* What this task involves:
Scan the listing below. Report each line that includes "ATCA".

-=-=-=-=-

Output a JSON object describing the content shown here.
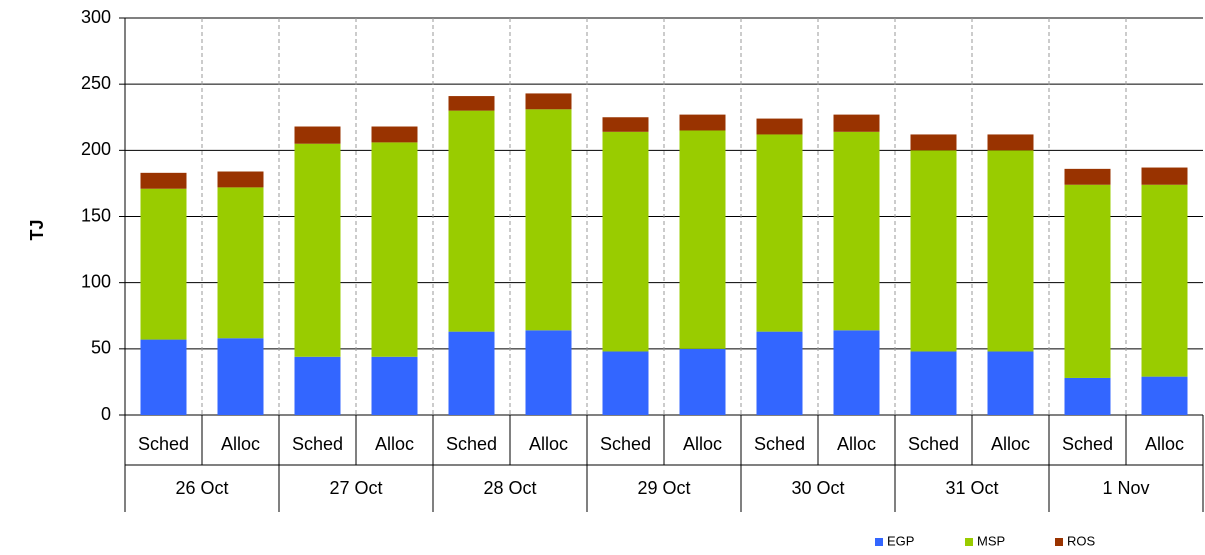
{
  "chart_data": {
    "type": "stacked-bar",
    "y_label": "TJ",
    "categories": [
      "Sched",
      "Alloc",
      "Sched",
      "Alloc",
      "Sched",
      "Alloc",
      "Sched",
      "Alloc",
      "Sched",
      "Alloc",
      "Sched",
      "Alloc",
      "Sched",
      "Alloc"
    ],
    "groups": [
      "26 Oct",
      "27 Oct",
      "28 Oct",
      "29 Oct",
      "30 Oct",
      "31 Oct",
      "1 Nov"
    ],
    "series": [
      {
        "name": "EGP",
        "color": "#3366ff",
        "values": [
          57,
          58,
          44,
          44,
          63,
          64,
          48,
          50,
          63,
          64,
          48,
          48,
          28,
          29
        ]
      },
      {
        "name": "MSP",
        "color": "#99cc00",
        "values": [
          114,
          114,
          161,
          162,
          167,
          167,
          166,
          165,
          149,
          150,
          152,
          152,
          146,
          145
        ]
      },
      {
        "name": "ROS",
        "color": "#993300",
        "values": [
          12,
          12,
          13,
          12,
          11,
          12,
          11,
          12,
          12,
          13,
          12,
          12,
          12,
          13
        ]
      }
    ],
    "ylim": [
      0,
      300
    ],
    "yticks": [
      0,
      50,
      100,
      150,
      200,
      250,
      300
    ],
    "grid": true,
    "legend": "bottom-right"
  }
}
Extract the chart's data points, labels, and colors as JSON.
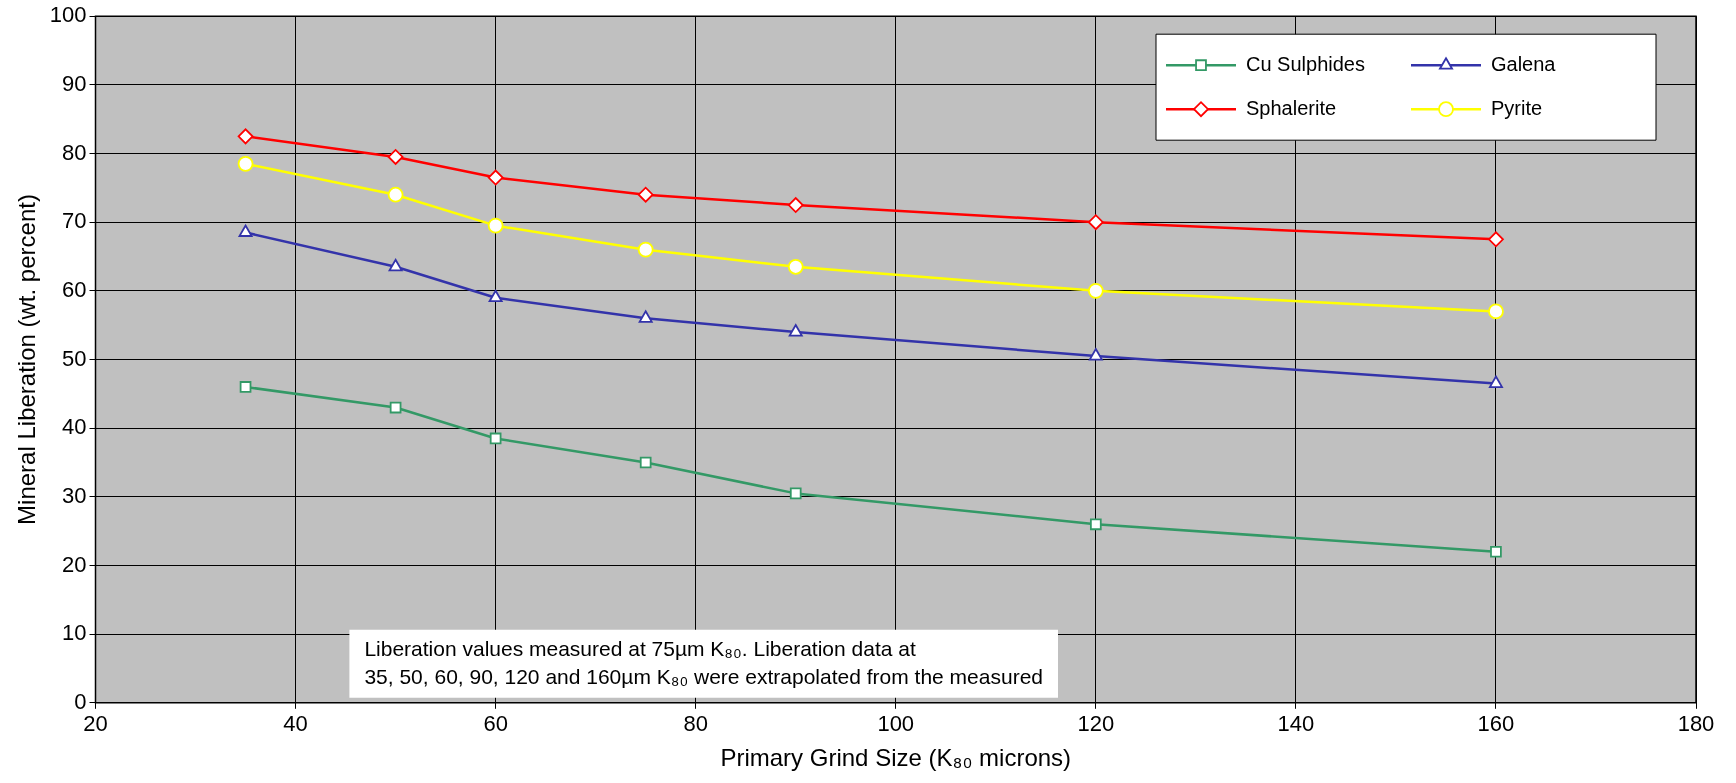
{
  "chart_data": {
    "type": "line",
    "xlabel": "Primary Grind Size (K₈₀ microns)",
    "ylabel": "Mineral Liberation (wt. percent)",
    "x": [
      35,
      50,
      60,
      75,
      90,
      120,
      160
    ],
    "xlim": [
      20,
      180
    ],
    "xticks": [
      20,
      40,
      60,
      80,
      100,
      120,
      140,
      160,
      180
    ],
    "ylim": [
      0,
      100
    ],
    "yticks": [
      0,
      10,
      20,
      30,
      40,
      50,
      60,
      70,
      80,
      90,
      100
    ],
    "grid": true,
    "legend": "top right",
    "line_style": "solid",
    "series": [
      {
        "name": "Cu Sulphides",
        "color": "#339966",
        "marker": "square",
        "values": [
          46,
          43,
          38.5,
          35,
          30.5,
          26,
          22
        ]
      },
      {
        "name": "Galena",
        "color": "#3333aa",
        "marker": "triangle",
        "values": [
          68.5,
          63.5,
          59,
          56,
          54,
          50.5,
          46.5
        ]
      },
      {
        "name": "Sphalerite",
        "color": "#ff0000",
        "marker": "diamond",
        "values": [
          82.5,
          79.5,
          76.5,
          74,
          72.5,
          70,
          67.5
        ]
      },
      {
        "name": "Pyrite",
        "color": "#ffff00",
        "marker": "circle",
        "values": [
          78.5,
          74,
          69.5,
          66,
          63.5,
          60,
          57
        ]
      }
    ],
    "annotations": [
      "Liberation values measured at 75µm K₈₀. Liberation data at\n35, 50, 60, 90, 120 and 160µm K₈₀ were extrapolated from the measured"
    ]
  }
}
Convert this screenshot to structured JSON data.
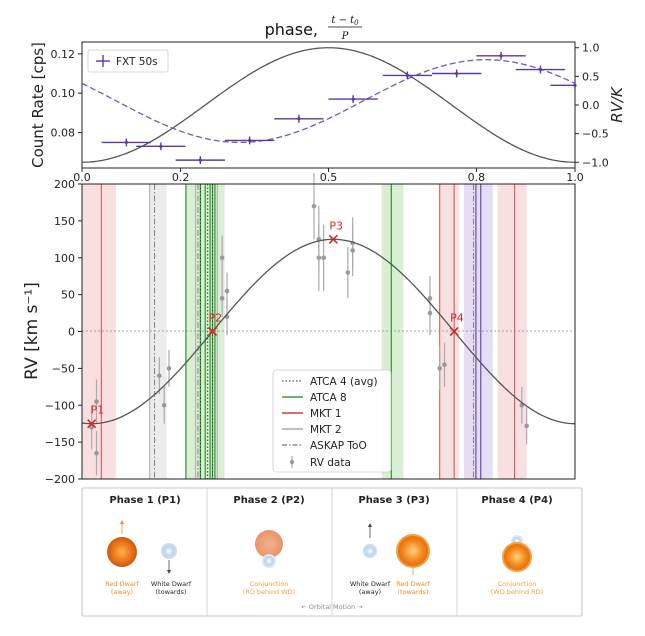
{
  "colors": {
    "purple": "#5b3aa0",
    "curve": "#555555",
    "red": "#d03a3a",
    "green": "#3c9c3c",
    "gray": "#999999",
    "orange": "#f08a24",
    "wd_blue": "#b7cfe6"
  },
  "chart_data": [
    {
      "type": "scatter",
      "title_text": "phase, ",
      "title_frac_num": "t − t",
      "title_frac_sub": "0",
      "title_frac_den": "P",
      "ylabel": "Count Rate [cps]",
      "ylabel_right": "RV/K",
      "xlim": [
        0,
        1
      ],
      "ylim": [
        0.062,
        0.126
      ],
      "ylim_right": [
        -1.1,
        1.1
      ],
      "yticks": [
        0.08,
        0.1,
        0.12
      ],
      "ytick_labels": [
        "0.08",
        "0.10",
        "0.12"
      ],
      "yticks_right": [
        -1.0,
        -0.5,
        0.0,
        0.5,
        1.0
      ],
      "ytick_labels_right": [
        "−1.0",
        "−0.5",
        "0.0",
        "0.5",
        "1.0"
      ],
      "xticks": [
        0,
        0.2,
        0.5,
        0.8,
        1.0
      ],
      "xtick_labels": [
        "0.0",
        "0.2",
        "0.5",
        "0.8",
        "1.0"
      ],
      "legend": "FXT 50s",
      "series": [
        {
          "name": "FXT 50s",
          "x": [
            0.09,
            0.16,
            0.24,
            0.34,
            0.44,
            0.55,
            0.66,
            0.76,
            0.85,
            0.93,
            1.0
          ],
          "y": [
            0.075,
            0.073,
            0.066,
            0.076,
            0.087,
            0.097,
            0.109,
            0.11,
            0.119,
            0.112,
            0.104
          ],
          "xerr": 0.05,
          "yerr": 0.002
        }
      ],
      "model_curves": [
        {
          "style": "solid",
          "desc": "RV/K sine",
          "amplitude": 1.0,
          "peak_phase": 0.5
        },
        {
          "style": "dashed",
          "desc": "count-rate model",
          "mean": 0.096,
          "amplitude": 0.021,
          "peak_phase": 0.82
        }
      ]
    },
    {
      "type": "line",
      "ylabel": "RV [km s⁻¹]",
      "xlim": [
        -0.02,
        1.0
      ],
      "ylim": [
        -200,
        200
      ],
      "yticks": [
        -200,
        -150,
        -100,
        -50,
        0,
        50,
        100,
        150,
        200
      ],
      "ytick_labels": [
        "−200",
        "−150",
        "−100",
        "−50",
        "0",
        "50",
        "100",
        "150",
        "200"
      ],
      "model": {
        "K": 125,
        "peak_phase": 0.5,
        "desc": "RV = −K·cos(2π·phase)"
      },
      "phase_points": [
        {
          "label": "P1",
          "phase": 0.0,
          "rv": -125
        },
        {
          "label": "P2",
          "phase": 0.25,
          "rv": 0
        },
        {
          "label": "P3",
          "phase": 0.5,
          "rv": 125
        },
        {
          "label": "P4",
          "phase": 0.75,
          "rv": 0
        }
      ],
      "rv_data": {
        "x": [
          0.0,
          0.01,
          0.01,
          0.14,
          0.15,
          0.16,
          0.27,
          0.27,
          0.28,
          0.28,
          0.46,
          0.47,
          0.47,
          0.48,
          0.53,
          0.54,
          0.54,
          0.7,
          0.7,
          0.72,
          0.73,
          0.89,
          0.9
        ],
        "y": [
          -130,
          -95,
          -165,
          -60,
          -100,
          -50,
          100,
          45,
          20,
          55,
          170,
          100,
          125,
          100,
          80,
          120,
          110,
          45,
          25,
          -50,
          -45,
          -100,
          -128
        ],
        "yerr": [
          30,
          30,
          30,
          25,
          25,
          25,
          30,
          25,
          25,
          25,
          45,
          45,
          45,
          45,
          35,
          35,
          35,
          30,
          30,
          30,
          30,
          25,
          25
        ]
      },
      "vertical_lines": [
        {
          "type": "MKT 1",
          "x": [
            0.02,
            0.72,
            0.75,
            0.875
          ]
        },
        {
          "type": "MKT 2",
          "x": [
            0.12,
            0.215,
            0.26
          ]
        },
        {
          "type": "ATCA 8",
          "x": [
            0.195,
            0.225,
            0.235,
            0.245,
            0.25,
            0.255,
            0.62
          ]
        },
        {
          "type": "ATCA 4 (avg)",
          "x": [
            0.225,
            0.24,
            0.25
          ]
        },
        {
          "type": "ASKAP ToO",
          "x": [
            0.13,
            0.22,
            0.79
          ]
        }
      ],
      "bands": [
        {
          "color": "red",
          "x": [
            -0.02,
            0.05
          ]
        },
        {
          "color": "gray",
          "x": [
            0.12,
            0.155
          ]
        },
        {
          "color": "green",
          "x": [
            0.195,
            0.275
          ]
        },
        {
          "color": "green",
          "x": [
            0.6,
            0.645
          ]
        },
        {
          "color": "red",
          "x": [
            0.72,
            0.76
          ]
        },
        {
          "color": "purple",
          "x": [
            0.77,
            0.83
          ]
        },
        {
          "color": "red",
          "x": [
            0.84,
            0.9
          ]
        }
      ],
      "legend": [
        "ATCA 4 (avg)",
        "ATCA 8",
        "MKT 1",
        "MKT 2",
        "ASKAP ToO",
        "RV data"
      ]
    }
  ],
  "diagram": {
    "phases": [
      {
        "title": "Phase 1 (P1)",
        "cap_left_1": "Red Dwarf",
        "cap_left_2": "(away)",
        "cap_right_1": "White Dwarf",
        "cap_right_2": "(towards)"
      },
      {
        "title": "Phase 2 (P2)",
        "cap_1": "Conjunction",
        "cap_2": "(RD behind WD)"
      },
      {
        "title": "Phase 3 (P3)",
        "cap_left_1": "White Dwarf",
        "cap_left_2": "(away)",
        "cap_right_1": "Red Dwarf",
        "cap_right_2": "(towards)"
      },
      {
        "title": "Phase 4 (P4)",
        "cap_1": "Conjunction",
        "cap_2": "(WD behind RD)"
      }
    ],
    "footer": "← Orbital Motion →"
  }
}
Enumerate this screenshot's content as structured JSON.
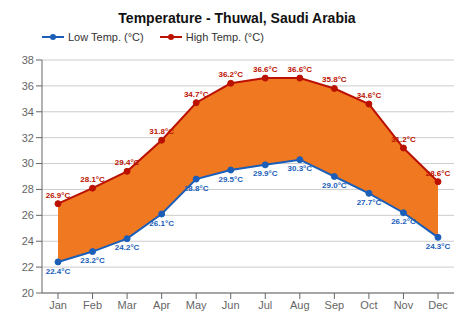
{
  "chart_data": {
    "type": "line",
    "title": "Temperature - Thuwal, Saudi Arabia",
    "categories": [
      "Jan",
      "Feb",
      "Mar",
      "Apr",
      "May",
      "Jun",
      "Jul",
      "Aug",
      "Sep",
      "Oct",
      "Nov",
      "Dec"
    ],
    "series": [
      {
        "name": "Low Temp. (°C)",
        "color": "#1a5eb8",
        "marker": "circle",
        "values": [
          22.4,
          23.2,
          24.2,
          26.1,
          28.8,
          29.5,
          29.9,
          30.3,
          29.0,
          27.7,
          26.2,
          24.3
        ],
        "value_labels": [
          "22.4°C",
          "23.2°C",
          "24.2°C",
          "26.1°C",
          "28.8°C",
          "29.5°C",
          "29.9°C",
          "30.3°C",
          "29.0°C",
          "27.7°C",
          "26.2°C",
          "24.3°C"
        ]
      },
      {
        "name": "High Temp. (°C)",
        "color": "#bb1100",
        "marker": "circle",
        "values": [
          26.9,
          28.1,
          29.4,
          31.8,
          34.7,
          36.2,
          36.6,
          36.6,
          35.8,
          34.6,
          31.2,
          28.6
        ],
        "value_labels": [
          "26.9°C",
          "28.1°C",
          "29.4°C",
          "31.8°C",
          "34.7°C",
          "36.2°C",
          "36.6°C",
          "36.6°C",
          "35.8°C",
          "34.6°C",
          "31.2°C",
          "28.6°C"
        ]
      }
    ],
    "color": "#f07820",
    "ylim": [
      20,
      38
    ],
    "yticks": [
      20,
      22,
      24,
      26,
      28,
      30,
      32,
      34,
      36,
      38
    ],
    "grid": true,
    "legend": "upper left",
    "data_labels": true
  }
}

-=-=-=-=-

* The reply:
          "type": "ATCA 8",
          "type": "ATCA 4 (avg)",
        "ATCA 4 (avg)",
        "ATCA 8",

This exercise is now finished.